Advanced Internal Ratings Based (AIRB)

The highest and most detailed level of credit risk calculation for determining capital adequacy levels under Basel II, based on the use of internal models to assess risk.

Advanced Measurement Approach (AMA)

The highest and most detailed level of operational risk calculation for determining capital adequacy levels under Basel II, based on the use of internal models to assess risk.

Ageas

Refers to ageas SA/NV (formerly known as Fortis SA/NV) and ageas N.V. (formerly known as Fortis N.V.) together.

Article 403

Section 2:403 of the Dutch Civil Code, which states that companies that are part of a consolidating group entity may publish limited annual accounts if the parent company, among other things, assumes joint and several liability for all liabilities of the group company.

Asset Quality Review (AQR)

Extensive review of asset quality performed by the ECB as part of a comprehensive assessment.

Basel I

The Basel Capital Accord is the 1988 agreement among the G10 central banks to apply common minimum capital standards to the banking industry.

Basel II

The Basel II Framework offers a new set of standards for establishing minimum capital requirements for banks. It was prepared by the Basel Committee on Banking Supervision.

Basel III

The third set of Basel accords, which was developed in response to the financial crisis of the late 2000's. The Basel III standards include higher and better-quality capital, better risk coverage and the introduction of a maximum leverage ratio

Basis point (bp)

One hundredth of 1 percentage point.

Capital adequacy

Measure of a company's financial strength, often expressed in equity as a percentage of balance sheet total or – for banks – in the BIS ratio.

Cash and balances at central banks

This item includes all cash and only credit balances with central banks that are available on demand.

Certificate of deposit (CD)

Certificate of deposit is an unsecured short-term funding instrument with maturities up to one year.

Clearing

Refers to the clearing businesses of ABN AMRO.

Client assets

Assets, including investment funds and assets of private individuals and institutions, which are professionally managed with the aim of maximising the investment result. Client assets also include cash and securities of clients held on accounts with ABN AMRO Bank.

Commercial paper (CP)

Commercial paper is an unsecured short-term funding instrument with maturities up to one year.

314

Consortium

Refers to The Royal Bank of Scotland Group plc ('RBS Group'), Ageas and Banco Santander S.A. ('Santander'), which jointly acquired ABN AMRO Holding on 17 October 2007 through RFS Holdings B.V. ('RFS Holdings'). On 3 October 2008 the State of the Netherlands became the successor of Ageas.

Core Tier 1 ratio

The bank's core capital, excluding preference shares, expressed as a percentage of total risk exposure amount.

Cost of risk

The cost of risk is defined as annualised impairment charges on loans and other receivables, divided by average Loans and receivables customers.

Country risk

Country risk is part of credit risk and is defined as the risk of losses due to country-specific events or circumstances (political, social, economic) relevant for credit exposures that are cross-border in nature.

Coverage ratio

The coverage ratio shows to which extent the impaired exposures are covered by impairment allowances for identified credit risk.

Credit equivalent

Sum of the costs of replacement transactions (when counterparties fail to fulfil their obligations) and the potential future credit risk, reflected in a mark-up percentage on the principal of the contract. The mark-up percentage depends on the nature and remaining term of the contract.

Covered bonds

Covered bonds (CB) are secured long-term funding instruments. This type of bond differs from a standard bond by recourse to a pool of assets. In a default event, the bondholder has recourse to the issuer and this pool of assets.

» **Required work**
1. Which headings in the banking glossary include an abbreviation in parentheses?
2. Write out the part of the banking glossary that begins at the words "The third set" and ends after "available on demand.".
The lines that come next play no part in this.

» **Raw records**
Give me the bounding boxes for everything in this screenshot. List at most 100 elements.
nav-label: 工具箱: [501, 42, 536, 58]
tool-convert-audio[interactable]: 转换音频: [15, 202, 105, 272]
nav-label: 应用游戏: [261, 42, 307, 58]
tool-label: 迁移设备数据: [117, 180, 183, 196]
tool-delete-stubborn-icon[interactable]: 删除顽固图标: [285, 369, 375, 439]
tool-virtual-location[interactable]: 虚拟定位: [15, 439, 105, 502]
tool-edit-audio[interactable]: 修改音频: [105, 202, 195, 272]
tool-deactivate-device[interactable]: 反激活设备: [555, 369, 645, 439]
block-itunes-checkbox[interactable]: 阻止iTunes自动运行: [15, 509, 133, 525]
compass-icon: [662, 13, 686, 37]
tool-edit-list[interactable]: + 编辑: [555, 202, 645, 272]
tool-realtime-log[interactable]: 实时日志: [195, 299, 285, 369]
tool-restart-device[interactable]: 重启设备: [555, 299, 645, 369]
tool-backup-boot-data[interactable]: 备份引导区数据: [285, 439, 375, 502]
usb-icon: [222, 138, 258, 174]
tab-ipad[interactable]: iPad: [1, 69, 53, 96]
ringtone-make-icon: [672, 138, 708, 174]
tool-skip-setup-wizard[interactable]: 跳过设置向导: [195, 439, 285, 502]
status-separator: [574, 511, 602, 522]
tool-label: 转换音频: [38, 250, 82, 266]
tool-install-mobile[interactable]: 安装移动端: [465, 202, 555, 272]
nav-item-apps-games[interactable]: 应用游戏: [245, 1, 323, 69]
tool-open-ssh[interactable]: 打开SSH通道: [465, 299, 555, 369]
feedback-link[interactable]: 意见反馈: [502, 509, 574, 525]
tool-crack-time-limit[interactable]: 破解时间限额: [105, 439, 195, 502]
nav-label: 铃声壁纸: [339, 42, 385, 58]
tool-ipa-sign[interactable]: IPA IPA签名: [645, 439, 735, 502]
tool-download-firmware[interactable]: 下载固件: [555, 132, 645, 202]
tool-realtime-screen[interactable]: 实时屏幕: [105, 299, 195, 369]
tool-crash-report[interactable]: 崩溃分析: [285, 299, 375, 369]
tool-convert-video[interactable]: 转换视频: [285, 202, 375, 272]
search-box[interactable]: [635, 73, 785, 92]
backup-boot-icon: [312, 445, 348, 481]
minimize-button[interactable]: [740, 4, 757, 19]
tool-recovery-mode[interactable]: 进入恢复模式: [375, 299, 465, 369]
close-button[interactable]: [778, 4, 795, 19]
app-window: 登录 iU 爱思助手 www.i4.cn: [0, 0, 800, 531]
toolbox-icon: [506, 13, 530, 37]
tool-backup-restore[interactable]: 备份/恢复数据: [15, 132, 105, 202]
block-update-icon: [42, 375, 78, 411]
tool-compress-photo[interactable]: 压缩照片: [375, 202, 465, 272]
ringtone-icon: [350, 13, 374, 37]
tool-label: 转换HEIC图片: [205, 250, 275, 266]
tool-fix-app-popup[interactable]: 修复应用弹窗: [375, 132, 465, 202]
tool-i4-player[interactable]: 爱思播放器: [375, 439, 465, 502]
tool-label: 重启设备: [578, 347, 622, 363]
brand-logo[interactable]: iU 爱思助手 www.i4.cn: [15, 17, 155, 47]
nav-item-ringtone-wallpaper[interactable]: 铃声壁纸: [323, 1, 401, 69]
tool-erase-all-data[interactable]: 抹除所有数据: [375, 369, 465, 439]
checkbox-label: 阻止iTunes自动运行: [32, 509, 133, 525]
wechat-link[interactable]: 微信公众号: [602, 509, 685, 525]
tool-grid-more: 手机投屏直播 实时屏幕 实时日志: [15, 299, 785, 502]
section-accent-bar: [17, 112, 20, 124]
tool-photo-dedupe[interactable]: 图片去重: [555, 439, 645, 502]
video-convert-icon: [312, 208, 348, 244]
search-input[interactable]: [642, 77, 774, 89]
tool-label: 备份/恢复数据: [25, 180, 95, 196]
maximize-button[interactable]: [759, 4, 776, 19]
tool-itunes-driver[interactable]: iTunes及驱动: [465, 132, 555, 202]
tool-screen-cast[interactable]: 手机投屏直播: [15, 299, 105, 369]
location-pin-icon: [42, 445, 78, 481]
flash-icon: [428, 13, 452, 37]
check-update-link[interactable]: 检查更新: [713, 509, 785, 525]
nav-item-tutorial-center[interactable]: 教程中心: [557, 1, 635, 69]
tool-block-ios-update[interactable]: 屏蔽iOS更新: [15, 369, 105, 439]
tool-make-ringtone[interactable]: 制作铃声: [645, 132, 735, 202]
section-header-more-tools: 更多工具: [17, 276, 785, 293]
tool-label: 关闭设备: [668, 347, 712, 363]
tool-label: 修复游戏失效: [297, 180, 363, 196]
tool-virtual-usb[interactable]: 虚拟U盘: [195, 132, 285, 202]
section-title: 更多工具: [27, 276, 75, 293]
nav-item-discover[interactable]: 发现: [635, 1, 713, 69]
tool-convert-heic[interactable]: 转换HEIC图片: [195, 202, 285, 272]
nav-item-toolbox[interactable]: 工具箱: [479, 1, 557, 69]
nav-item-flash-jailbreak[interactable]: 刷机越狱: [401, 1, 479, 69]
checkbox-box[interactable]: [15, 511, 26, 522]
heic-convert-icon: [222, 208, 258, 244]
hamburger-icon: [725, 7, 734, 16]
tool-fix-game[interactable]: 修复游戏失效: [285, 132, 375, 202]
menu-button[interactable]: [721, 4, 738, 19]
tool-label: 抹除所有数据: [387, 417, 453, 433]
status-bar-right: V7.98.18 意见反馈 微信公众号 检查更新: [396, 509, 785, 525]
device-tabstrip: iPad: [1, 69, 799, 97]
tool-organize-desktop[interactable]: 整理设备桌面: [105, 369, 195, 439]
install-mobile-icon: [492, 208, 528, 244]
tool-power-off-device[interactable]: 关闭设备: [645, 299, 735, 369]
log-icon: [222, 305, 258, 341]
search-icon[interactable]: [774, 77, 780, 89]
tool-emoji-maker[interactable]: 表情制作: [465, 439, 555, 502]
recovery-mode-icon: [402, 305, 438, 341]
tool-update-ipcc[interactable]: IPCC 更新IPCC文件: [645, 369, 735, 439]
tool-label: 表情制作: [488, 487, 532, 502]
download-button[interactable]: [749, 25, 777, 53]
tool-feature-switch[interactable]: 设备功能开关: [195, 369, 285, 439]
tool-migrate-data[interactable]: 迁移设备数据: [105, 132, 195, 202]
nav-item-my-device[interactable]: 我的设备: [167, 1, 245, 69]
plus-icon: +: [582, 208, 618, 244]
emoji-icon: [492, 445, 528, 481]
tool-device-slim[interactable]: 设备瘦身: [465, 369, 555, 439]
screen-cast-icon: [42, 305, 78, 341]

» **Expected outputs**
1.
Advanced Internal Ratings Based (AIRB)
Advanced Measurement Approach (AMA)
Asset Quality Review (AQR)
Basis point (bp)
Certificate of deposit (CD)
Commercial paper (CP)

2.
The third set of Basel accords, which was developed in response to the financial crisis of the late 2000's. The Basel III standards include higher and better-quality capital, better risk coverage and the introduction of a maximum leverage ratio

Basis point (bp)

One hundredth of 1 percentage point.

Capital adequacy

Measure of a company's financial strength, often expressed in equity as a percentage of balance sheet total or – for banks – in the BIS ratio.

Cash and balances at central banks

This item includes all cash and only credit balances with central banks that are available on demand.